- **Task requirements**:
Copy every line in the records below that contains the word "RJTT".

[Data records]

__________________________________________________

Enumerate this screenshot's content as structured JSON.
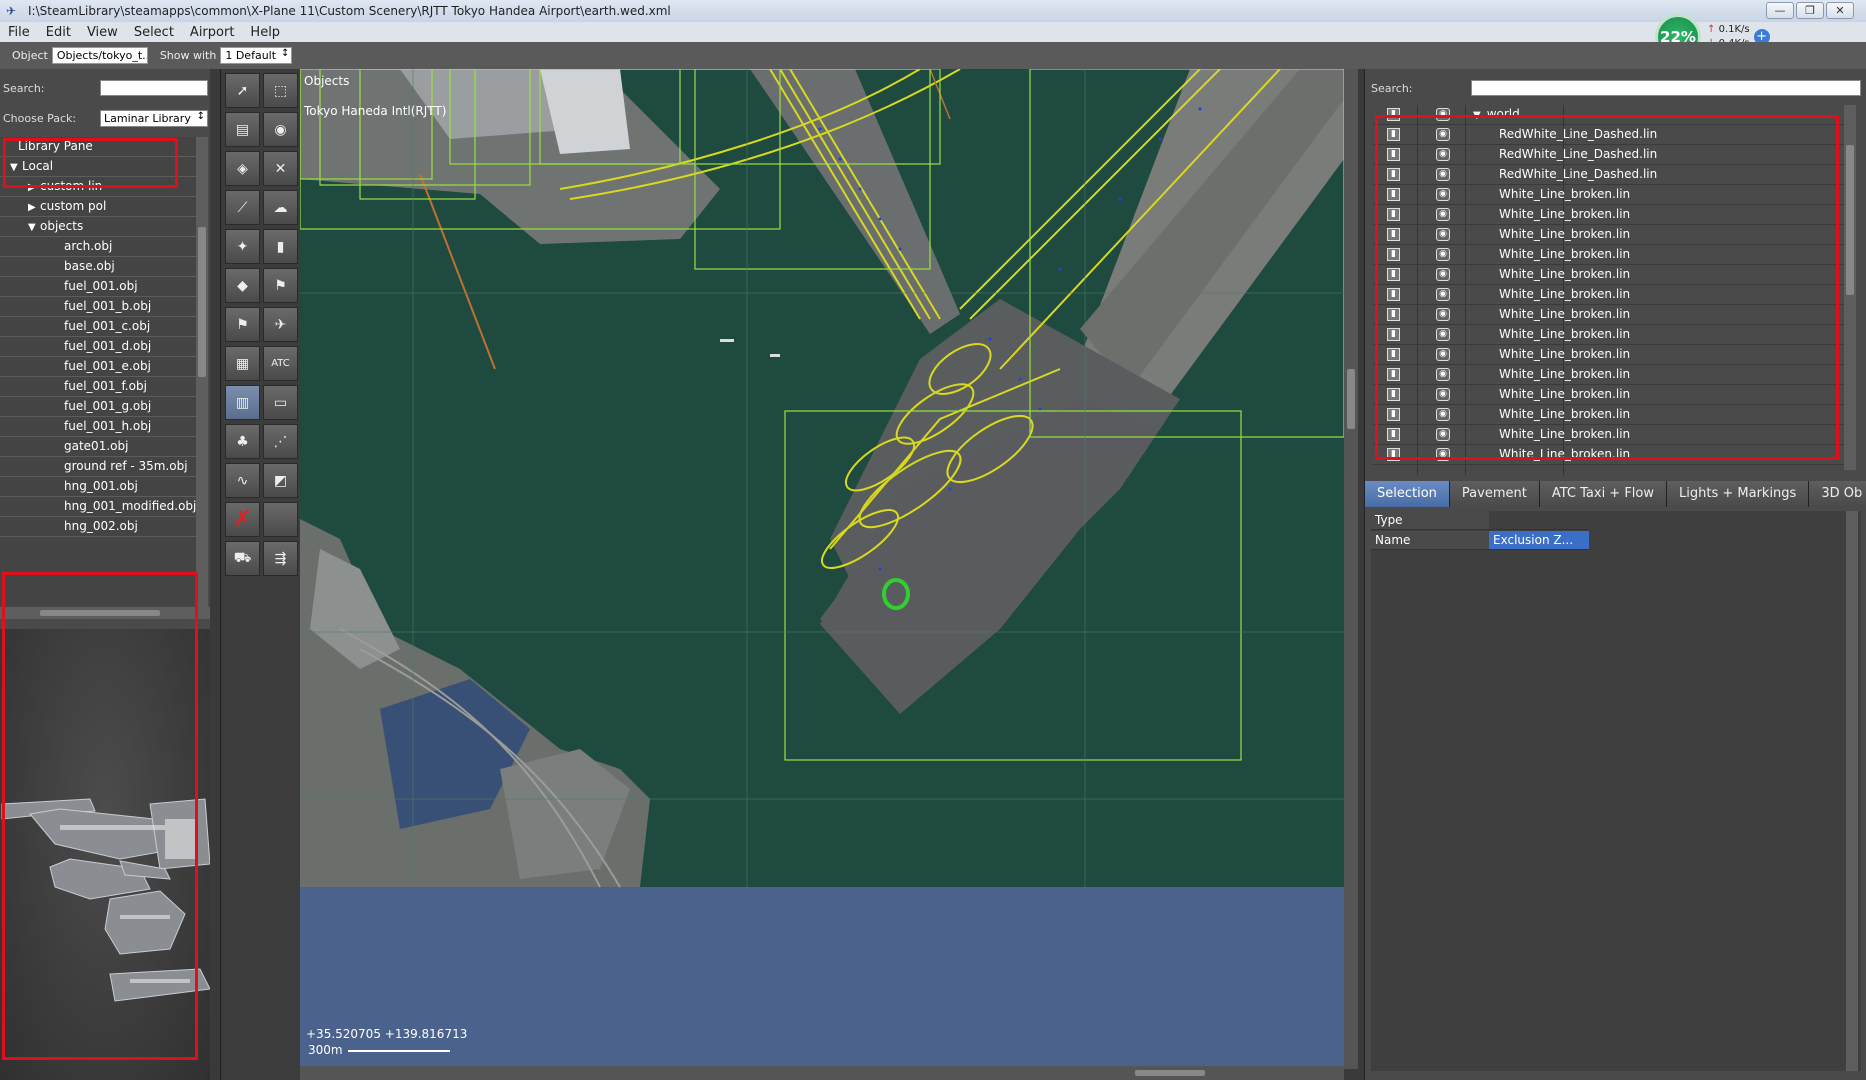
{
  "window": {
    "title": "I:\\SteamLibrary\\steamapps\\common\\X-Plane 11\\Custom Scenery\\RJTT Tokyo Handea Airport\\earth.wed.xml",
    "minimize": "—",
    "restore": "❐",
    "close": "✕"
  },
  "menu": [
    "File",
    "Edit",
    "View",
    "Select",
    "Airport",
    "Help"
  ],
  "net_widget": {
    "percent": "22%",
    "up": "0.1K/s",
    "down": "0.4K/s"
  },
  "toolbar": {
    "object_label": "Object",
    "object_value": "Objects/tokyo_t...",
    "show_with_label": "Show with",
    "show_with_value": "1 Default"
  },
  "library": {
    "search_label": "Search:",
    "pack_label": "Choose Pack:",
    "pack_value": "Laminar Library",
    "items": [
      {
        "label": "Library Pane",
        "tri": "",
        "level": 0
      },
      {
        "label": "Local",
        "tri": "▼",
        "level": 1
      },
      {
        "label": "custom lin",
        "tri": "▶",
        "level": 2
      },
      {
        "label": "custom pol",
        "tri": "▶",
        "level": 2
      },
      {
        "label": "objects",
        "tri": "▼",
        "level": 2
      },
      {
        "label": "arch.obj",
        "tri": "",
        "level": 3
      },
      {
        "label": "base.obj",
        "tri": "",
        "level": 3
      },
      {
        "label": "fuel_001.obj",
        "tri": "",
        "level": 3
      },
      {
        "label": "fuel_001_b.obj",
        "tri": "",
        "level": 3
      },
      {
        "label": "fuel_001_c.obj",
        "tri": "",
        "level": 3
      },
      {
        "label": "fuel_001_d.obj",
        "tri": "",
        "level": 3
      },
      {
        "label": "fuel_001_e.obj",
        "tri": "",
        "level": 3
      },
      {
        "label": "fuel_001_f.obj",
        "tri": "",
        "level": 3
      },
      {
        "label": "fuel_001_g.obj",
        "tri": "",
        "level": 3
      },
      {
        "label": "fuel_001_h.obj",
        "tri": "",
        "level": 3
      },
      {
        "label": "gate01.obj",
        "tri": "",
        "level": 3
      },
      {
        "label": "ground ref - 35m.obj",
        "tri": "",
        "level": 3
      },
      {
        "label": "hng_001.obj",
        "tri": "",
        "level": 3
      },
      {
        "label": "hng_001_modified.obj",
        "tri": "",
        "level": 3
      },
      {
        "label": "hng_002.obj",
        "tri": "",
        "level": 3
      }
    ]
  },
  "tools": [
    {
      "name": "vertex-select-tool",
      "glyph": "➚"
    },
    {
      "name": "marquee-select-tool",
      "glyph": "⬚"
    },
    {
      "name": "runway-tool",
      "glyph": "▤"
    },
    {
      "name": "helipad-tool",
      "glyph": "◉"
    },
    {
      "name": "sealane-tool",
      "glyph": "◈"
    },
    {
      "name": "taxiway-tool",
      "glyph": "✕"
    },
    {
      "name": "taxi-line-tool",
      "glyph": "⟋"
    },
    {
      "name": "boundary-tool",
      "glyph": "☁"
    },
    {
      "name": "light-fixture-tool",
      "glyph": "✦"
    },
    {
      "name": "sign-tool",
      "glyph": "▮"
    },
    {
      "name": "beacon-tool",
      "glyph": "◆"
    },
    {
      "name": "windsock-tool",
      "glyph": "⚑"
    },
    {
      "name": "tower-viewpoint-tool",
      "glyph": "⚑"
    },
    {
      "name": "ramp-start-tool",
      "glyph": "✈"
    },
    {
      "name": "facade-tool",
      "glyph": "▦"
    },
    {
      "name": "atc-tool",
      "glyph": "ATC"
    },
    {
      "name": "object-tool",
      "glyph": "▥"
    },
    {
      "name": "draped-polygon-tool",
      "glyph": "▭"
    },
    {
      "name": "forest-tool",
      "glyph": "♣"
    },
    {
      "name": "string-tool",
      "glyph": "⋰"
    },
    {
      "name": "line-tool",
      "glyph": "∿"
    },
    {
      "name": "polygon-tool",
      "glyph": "◩"
    },
    {
      "name": "exclusion-tool",
      "glyph": "✗"
    },
    {
      "name": "blank-tool",
      "glyph": ""
    },
    {
      "name": "truck-parking-tool",
      "glyph": "⛟"
    },
    {
      "name": "truck-destination-tool",
      "glyph": "⇶"
    }
  ],
  "map": {
    "layer_label": "Objects",
    "airport_label": "Tokyo Haneda Intl(RJTT)",
    "coords": "+35.520705 +139.816713",
    "scale": "300m"
  },
  "hierarchy": {
    "search_label": "Search:",
    "root": "world",
    "items": [
      "RedWhite_Line_Dashed.lin",
      "RedWhite_Line_Dashed.lin",
      "RedWhite_Line_Dashed.lin",
      "White_Line_broken.lin",
      "White_Line_broken.lin",
      "White_Line_broken.lin",
      "White_Line_broken.lin",
      "White_Line_broken.lin",
      "White_Line_broken.lin",
      "White_Line_broken.lin",
      "White_Line_broken.lin",
      "White_Line_broken.lin",
      "White_Line_broken.lin",
      "White_Line_broken.lin",
      "White_Line_broken.lin",
      "White_Line_broken.lin",
      "White_Line_broken.lin"
    ]
  },
  "tabs": [
    {
      "label": "Selection",
      "active": true
    },
    {
      "label": "Pavement",
      "active": false
    },
    {
      "label": "ATC Taxi + Flow",
      "active": false
    },
    {
      "label": "Lights + Markings",
      "active": false
    },
    {
      "label": "3D Ob",
      "active": false
    }
  ],
  "properties": [
    {
      "key": "Type",
      "value": "",
      "hl": false
    },
    {
      "key": "Name",
      "value": "Exclusion Z...",
      "hl": true
    }
  ],
  "colors": {
    "water": "#1e4a3f",
    "void": "#4a628c",
    "highlight": "#3b6fc7",
    "annotation_red": "#e0101a",
    "taxiline_yellow": "#d8d820"
  }
}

__________________________________________________

- **Solved problem**:
    "title": "I:\\SteamLibrary\\steamapps\\common\\X-Plane 11\\Custom Scenery\\RJTT Tokyo Handea Airport\\earth.wed.xml",
    "airport_label": "Tokyo Haneda Intl(RJTT)",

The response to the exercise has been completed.